◆ Problem description: Gather each line of the records where "τους" appears.

-----

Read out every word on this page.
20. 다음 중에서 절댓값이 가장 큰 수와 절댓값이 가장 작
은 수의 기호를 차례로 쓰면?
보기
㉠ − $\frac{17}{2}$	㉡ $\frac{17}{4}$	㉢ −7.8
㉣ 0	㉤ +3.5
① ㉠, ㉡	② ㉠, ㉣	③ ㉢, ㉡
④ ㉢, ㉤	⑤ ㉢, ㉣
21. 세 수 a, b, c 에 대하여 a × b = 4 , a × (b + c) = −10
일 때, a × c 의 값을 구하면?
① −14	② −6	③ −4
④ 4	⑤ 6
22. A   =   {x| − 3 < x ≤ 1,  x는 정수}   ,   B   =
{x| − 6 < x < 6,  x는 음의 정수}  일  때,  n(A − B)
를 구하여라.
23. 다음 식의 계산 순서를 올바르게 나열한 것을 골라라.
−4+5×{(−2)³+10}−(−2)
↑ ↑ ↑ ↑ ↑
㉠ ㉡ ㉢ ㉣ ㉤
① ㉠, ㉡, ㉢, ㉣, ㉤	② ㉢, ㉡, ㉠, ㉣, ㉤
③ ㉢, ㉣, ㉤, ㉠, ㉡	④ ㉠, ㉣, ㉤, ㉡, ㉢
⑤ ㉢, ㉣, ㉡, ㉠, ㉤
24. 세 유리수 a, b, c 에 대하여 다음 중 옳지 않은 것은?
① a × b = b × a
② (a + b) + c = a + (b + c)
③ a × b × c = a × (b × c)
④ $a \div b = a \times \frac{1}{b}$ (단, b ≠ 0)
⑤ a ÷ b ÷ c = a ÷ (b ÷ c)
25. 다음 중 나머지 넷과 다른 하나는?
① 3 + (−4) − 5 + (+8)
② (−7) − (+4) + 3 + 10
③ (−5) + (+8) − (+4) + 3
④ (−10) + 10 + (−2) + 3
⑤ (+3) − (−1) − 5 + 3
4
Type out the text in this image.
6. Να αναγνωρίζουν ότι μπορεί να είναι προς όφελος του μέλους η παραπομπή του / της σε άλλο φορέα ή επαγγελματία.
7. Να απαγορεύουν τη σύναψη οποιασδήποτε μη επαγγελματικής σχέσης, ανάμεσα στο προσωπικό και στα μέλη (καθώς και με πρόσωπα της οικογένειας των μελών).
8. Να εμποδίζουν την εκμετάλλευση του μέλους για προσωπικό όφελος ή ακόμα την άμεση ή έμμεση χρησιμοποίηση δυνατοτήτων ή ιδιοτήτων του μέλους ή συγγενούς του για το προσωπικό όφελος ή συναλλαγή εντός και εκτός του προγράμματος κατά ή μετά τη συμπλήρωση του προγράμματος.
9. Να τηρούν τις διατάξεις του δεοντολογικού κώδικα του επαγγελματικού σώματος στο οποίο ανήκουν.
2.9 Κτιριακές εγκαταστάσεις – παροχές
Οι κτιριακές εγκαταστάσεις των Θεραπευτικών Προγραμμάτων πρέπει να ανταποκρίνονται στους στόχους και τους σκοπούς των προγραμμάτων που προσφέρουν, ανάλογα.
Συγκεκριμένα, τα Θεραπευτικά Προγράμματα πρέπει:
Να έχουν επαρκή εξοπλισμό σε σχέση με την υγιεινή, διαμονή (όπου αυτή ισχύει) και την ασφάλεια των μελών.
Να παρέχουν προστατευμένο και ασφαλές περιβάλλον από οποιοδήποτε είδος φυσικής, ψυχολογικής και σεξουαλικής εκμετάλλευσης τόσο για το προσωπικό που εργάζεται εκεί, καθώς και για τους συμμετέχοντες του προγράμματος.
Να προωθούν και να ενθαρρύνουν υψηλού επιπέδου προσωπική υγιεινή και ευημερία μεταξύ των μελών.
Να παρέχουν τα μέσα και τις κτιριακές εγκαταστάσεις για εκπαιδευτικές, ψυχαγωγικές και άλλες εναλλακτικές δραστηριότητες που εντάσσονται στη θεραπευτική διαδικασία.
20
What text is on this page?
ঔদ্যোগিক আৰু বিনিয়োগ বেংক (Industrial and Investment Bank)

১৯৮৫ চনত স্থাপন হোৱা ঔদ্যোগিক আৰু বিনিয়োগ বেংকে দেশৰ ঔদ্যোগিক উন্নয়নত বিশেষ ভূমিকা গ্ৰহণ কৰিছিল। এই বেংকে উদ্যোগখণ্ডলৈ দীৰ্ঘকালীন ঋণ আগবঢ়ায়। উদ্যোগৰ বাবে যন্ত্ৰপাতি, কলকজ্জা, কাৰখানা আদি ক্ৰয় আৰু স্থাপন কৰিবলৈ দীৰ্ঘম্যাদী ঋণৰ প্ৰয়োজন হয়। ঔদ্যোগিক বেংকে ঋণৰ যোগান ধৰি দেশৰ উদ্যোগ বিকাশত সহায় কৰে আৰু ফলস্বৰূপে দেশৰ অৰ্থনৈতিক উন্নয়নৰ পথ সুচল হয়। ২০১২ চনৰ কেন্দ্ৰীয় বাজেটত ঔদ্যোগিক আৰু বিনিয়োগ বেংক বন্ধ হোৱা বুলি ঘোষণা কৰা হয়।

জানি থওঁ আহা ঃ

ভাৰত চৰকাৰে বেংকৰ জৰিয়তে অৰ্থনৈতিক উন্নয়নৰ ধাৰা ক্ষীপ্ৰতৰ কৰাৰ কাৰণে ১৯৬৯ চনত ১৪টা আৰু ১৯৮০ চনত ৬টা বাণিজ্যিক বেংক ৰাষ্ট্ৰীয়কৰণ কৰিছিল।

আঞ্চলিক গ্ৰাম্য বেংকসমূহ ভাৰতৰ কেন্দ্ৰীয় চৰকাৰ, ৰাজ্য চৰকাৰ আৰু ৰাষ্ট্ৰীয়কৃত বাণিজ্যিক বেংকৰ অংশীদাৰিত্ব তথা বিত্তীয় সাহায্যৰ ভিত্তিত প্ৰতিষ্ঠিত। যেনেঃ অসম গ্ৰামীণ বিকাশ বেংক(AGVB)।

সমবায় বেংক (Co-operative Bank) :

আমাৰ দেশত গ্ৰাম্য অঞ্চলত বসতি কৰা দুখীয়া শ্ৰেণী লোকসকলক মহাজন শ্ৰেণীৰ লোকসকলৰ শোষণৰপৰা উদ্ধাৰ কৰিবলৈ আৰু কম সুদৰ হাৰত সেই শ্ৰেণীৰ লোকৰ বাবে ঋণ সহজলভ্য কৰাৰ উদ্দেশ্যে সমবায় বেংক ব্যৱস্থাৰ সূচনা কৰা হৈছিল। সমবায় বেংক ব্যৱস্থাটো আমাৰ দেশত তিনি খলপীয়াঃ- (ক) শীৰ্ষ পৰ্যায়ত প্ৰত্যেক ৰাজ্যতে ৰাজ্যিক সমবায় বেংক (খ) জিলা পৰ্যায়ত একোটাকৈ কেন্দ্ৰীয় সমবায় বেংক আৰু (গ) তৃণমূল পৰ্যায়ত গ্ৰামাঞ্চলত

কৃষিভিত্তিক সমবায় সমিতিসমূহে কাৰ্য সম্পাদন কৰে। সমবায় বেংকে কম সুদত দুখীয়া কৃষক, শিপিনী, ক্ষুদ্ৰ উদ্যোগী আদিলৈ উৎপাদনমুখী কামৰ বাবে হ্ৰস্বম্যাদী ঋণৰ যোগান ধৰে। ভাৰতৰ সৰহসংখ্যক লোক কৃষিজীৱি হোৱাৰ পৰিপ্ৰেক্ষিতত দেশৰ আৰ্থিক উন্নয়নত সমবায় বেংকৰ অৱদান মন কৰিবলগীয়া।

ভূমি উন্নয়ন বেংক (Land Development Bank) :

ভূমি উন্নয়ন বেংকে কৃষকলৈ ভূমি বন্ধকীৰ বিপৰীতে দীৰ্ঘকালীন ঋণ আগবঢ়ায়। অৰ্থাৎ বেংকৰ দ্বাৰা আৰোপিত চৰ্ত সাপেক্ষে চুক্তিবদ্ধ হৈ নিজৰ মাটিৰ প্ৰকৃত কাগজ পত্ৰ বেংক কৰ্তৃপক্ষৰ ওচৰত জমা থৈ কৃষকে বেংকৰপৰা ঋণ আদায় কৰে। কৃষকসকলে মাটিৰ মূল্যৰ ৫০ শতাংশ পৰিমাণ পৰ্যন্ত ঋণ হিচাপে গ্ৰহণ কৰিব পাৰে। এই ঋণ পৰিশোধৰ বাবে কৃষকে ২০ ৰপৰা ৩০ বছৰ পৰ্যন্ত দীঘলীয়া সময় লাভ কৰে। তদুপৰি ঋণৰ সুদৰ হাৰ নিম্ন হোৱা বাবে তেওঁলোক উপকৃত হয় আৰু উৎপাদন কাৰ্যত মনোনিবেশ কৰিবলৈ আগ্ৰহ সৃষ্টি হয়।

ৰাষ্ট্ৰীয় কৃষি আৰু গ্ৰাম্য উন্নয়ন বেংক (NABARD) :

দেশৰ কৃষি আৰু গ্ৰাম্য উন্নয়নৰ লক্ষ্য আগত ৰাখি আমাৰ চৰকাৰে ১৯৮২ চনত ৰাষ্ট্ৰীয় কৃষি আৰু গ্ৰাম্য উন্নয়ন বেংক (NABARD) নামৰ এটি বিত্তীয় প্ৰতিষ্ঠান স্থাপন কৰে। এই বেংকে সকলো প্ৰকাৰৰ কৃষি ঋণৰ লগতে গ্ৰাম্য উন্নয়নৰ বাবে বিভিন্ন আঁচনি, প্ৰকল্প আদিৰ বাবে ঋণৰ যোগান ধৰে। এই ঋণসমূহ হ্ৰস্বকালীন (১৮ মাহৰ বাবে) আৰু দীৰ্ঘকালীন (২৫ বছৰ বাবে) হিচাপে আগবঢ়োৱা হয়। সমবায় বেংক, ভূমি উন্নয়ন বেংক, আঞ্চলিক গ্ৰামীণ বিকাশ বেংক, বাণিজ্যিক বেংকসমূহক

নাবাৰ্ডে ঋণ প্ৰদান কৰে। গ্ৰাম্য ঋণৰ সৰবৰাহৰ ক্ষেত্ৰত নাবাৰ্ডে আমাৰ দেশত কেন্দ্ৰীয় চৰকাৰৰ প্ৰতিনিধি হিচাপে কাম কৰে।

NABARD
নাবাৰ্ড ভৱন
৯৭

-----

◆ Output for this exercise:
Οι κτιριακές εγκαταστάσεις των Θεραπευτικών Προγραμμάτων πρέπει να ανταποκρίνονται στους στόχους και τους σκοπούς των προγραμμάτων που προσφέρουν, ανάλογα.
Να παρέχουν προστατευμένο και ασφαλές περιβάλλον από οποιοδήποτε είδος φυσικής, ψυχολογικής και σεξουαλικής εκμετάλλευσης τόσο για το προσωπικό που εργάζεται εκεί, καθώς και για τους συμμετέχοντες του προγράμματος.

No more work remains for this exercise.